Challenge
State the number of lines where "word" appears. Add nothing else.

<<<<

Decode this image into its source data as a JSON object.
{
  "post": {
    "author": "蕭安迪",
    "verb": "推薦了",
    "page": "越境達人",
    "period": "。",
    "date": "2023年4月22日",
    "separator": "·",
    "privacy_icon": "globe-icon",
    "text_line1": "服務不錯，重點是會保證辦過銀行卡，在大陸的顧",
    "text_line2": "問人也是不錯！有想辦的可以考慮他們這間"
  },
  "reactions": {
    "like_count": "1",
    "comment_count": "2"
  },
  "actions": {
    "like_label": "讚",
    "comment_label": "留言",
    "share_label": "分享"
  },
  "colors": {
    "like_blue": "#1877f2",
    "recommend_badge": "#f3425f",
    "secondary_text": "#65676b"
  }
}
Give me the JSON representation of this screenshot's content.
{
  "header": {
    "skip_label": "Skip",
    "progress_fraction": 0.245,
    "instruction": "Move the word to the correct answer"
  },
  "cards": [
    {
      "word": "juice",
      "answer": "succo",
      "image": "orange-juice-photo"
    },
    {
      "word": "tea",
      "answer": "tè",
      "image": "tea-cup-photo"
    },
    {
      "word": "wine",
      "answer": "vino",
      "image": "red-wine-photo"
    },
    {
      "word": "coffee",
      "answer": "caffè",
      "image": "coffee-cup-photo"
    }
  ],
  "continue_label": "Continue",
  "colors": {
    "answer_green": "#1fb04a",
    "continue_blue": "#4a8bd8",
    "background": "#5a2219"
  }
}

>>>>

Output for this exercise
5